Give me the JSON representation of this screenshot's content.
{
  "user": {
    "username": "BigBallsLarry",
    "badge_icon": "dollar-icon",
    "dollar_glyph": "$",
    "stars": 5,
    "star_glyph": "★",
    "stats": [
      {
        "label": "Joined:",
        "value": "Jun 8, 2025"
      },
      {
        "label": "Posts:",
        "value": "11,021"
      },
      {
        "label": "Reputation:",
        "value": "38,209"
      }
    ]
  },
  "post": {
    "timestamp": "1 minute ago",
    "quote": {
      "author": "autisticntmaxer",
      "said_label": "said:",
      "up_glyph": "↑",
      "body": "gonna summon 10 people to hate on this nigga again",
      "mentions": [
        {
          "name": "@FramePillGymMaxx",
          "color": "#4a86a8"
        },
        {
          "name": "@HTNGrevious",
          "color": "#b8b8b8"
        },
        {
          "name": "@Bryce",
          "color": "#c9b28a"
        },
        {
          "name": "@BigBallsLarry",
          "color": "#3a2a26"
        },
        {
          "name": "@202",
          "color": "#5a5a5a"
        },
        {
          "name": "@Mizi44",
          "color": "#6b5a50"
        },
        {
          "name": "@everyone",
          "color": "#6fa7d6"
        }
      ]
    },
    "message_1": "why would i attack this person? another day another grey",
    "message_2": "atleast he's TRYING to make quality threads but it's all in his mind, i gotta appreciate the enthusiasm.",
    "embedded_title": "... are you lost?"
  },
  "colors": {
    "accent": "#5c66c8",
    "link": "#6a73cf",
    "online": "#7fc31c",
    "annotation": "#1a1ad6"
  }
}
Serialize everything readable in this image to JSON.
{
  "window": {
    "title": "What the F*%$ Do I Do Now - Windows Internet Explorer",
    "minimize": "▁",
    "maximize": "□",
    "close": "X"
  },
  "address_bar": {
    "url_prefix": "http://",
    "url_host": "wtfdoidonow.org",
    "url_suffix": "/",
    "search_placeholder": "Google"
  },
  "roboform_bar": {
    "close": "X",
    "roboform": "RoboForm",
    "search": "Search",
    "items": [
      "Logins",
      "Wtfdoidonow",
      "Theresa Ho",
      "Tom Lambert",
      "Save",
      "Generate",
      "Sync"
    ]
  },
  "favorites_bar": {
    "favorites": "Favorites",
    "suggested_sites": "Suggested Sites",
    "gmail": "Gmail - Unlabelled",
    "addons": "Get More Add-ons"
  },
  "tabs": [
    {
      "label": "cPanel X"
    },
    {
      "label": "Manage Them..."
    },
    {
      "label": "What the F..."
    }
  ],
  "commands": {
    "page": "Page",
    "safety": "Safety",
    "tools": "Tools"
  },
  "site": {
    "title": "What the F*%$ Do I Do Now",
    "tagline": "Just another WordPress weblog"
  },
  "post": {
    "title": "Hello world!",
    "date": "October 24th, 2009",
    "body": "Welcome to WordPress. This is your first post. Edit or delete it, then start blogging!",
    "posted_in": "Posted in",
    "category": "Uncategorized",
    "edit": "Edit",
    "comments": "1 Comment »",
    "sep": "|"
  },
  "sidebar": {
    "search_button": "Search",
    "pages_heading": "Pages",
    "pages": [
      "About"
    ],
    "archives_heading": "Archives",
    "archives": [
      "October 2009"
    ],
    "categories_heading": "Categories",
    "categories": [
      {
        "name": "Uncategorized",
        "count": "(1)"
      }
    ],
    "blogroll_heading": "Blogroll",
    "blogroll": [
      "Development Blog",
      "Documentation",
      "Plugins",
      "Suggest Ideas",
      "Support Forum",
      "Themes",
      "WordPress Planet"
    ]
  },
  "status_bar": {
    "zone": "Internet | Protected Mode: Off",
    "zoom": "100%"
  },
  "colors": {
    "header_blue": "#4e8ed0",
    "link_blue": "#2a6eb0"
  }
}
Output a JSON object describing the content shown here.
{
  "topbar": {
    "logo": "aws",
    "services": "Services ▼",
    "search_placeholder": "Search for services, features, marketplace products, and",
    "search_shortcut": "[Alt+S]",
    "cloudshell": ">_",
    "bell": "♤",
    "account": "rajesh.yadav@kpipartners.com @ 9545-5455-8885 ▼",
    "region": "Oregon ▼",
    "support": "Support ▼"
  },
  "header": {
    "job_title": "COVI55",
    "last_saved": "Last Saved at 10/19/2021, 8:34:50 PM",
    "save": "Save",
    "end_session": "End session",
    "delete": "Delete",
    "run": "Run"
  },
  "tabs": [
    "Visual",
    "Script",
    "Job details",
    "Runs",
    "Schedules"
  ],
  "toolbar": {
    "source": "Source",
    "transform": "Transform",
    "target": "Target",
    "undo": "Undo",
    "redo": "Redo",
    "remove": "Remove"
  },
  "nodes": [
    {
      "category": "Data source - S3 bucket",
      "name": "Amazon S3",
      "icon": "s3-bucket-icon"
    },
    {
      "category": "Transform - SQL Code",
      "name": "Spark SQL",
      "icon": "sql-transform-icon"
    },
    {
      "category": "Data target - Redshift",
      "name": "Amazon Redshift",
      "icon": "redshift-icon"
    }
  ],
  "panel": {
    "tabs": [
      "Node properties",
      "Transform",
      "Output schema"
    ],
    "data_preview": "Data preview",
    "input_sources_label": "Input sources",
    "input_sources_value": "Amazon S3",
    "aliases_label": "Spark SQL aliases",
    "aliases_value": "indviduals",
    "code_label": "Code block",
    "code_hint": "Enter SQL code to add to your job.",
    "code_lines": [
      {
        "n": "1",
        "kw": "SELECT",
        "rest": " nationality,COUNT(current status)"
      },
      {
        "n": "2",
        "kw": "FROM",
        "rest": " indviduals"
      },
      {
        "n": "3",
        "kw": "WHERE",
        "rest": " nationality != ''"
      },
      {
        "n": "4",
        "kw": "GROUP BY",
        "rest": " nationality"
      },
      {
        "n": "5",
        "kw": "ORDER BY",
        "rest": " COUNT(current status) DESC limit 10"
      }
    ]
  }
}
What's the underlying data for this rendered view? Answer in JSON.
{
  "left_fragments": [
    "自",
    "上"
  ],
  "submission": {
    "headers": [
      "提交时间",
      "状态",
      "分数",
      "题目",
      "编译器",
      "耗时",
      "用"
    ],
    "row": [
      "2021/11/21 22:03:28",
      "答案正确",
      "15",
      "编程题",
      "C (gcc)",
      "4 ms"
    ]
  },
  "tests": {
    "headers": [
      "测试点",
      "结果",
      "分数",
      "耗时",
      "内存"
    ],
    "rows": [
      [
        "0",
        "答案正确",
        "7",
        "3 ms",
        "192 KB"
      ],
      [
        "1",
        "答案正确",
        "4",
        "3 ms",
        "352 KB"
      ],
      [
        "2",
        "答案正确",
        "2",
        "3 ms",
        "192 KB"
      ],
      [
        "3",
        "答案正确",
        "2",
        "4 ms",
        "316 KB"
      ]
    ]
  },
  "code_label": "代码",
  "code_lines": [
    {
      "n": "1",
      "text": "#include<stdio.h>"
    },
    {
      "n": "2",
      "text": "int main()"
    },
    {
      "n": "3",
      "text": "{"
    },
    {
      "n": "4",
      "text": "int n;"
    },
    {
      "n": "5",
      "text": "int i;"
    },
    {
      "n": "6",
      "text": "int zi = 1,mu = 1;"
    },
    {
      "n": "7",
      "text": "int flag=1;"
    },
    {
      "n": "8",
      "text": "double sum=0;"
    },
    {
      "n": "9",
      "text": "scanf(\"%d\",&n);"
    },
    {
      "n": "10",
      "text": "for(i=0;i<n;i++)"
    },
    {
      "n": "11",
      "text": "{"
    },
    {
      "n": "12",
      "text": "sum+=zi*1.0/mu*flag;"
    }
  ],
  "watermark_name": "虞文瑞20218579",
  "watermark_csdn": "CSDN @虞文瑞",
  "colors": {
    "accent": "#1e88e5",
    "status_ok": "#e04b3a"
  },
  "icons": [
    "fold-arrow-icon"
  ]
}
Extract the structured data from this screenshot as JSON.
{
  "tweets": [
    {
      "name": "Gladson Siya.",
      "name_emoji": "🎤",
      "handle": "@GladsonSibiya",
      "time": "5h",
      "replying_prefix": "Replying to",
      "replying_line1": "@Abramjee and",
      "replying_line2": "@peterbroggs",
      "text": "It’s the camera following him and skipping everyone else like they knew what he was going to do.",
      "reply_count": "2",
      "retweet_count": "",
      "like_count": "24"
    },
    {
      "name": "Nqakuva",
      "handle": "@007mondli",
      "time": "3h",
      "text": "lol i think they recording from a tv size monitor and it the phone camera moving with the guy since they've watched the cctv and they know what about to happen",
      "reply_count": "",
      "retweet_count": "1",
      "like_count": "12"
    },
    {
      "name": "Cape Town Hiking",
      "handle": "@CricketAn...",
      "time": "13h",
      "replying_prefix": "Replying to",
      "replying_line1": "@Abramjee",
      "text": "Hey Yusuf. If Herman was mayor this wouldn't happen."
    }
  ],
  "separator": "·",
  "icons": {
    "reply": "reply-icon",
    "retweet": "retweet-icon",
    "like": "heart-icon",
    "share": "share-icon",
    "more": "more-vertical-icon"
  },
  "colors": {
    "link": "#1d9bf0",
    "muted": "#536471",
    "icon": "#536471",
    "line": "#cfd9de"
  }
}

= = =

### [What you have to do]
Go through the data above and find the lines with the word "Spark". Copy each of those lines.

### [Result for this exercise]
      "name": "Spark SQL",
    "aliases_label": "Spark SQL aliases",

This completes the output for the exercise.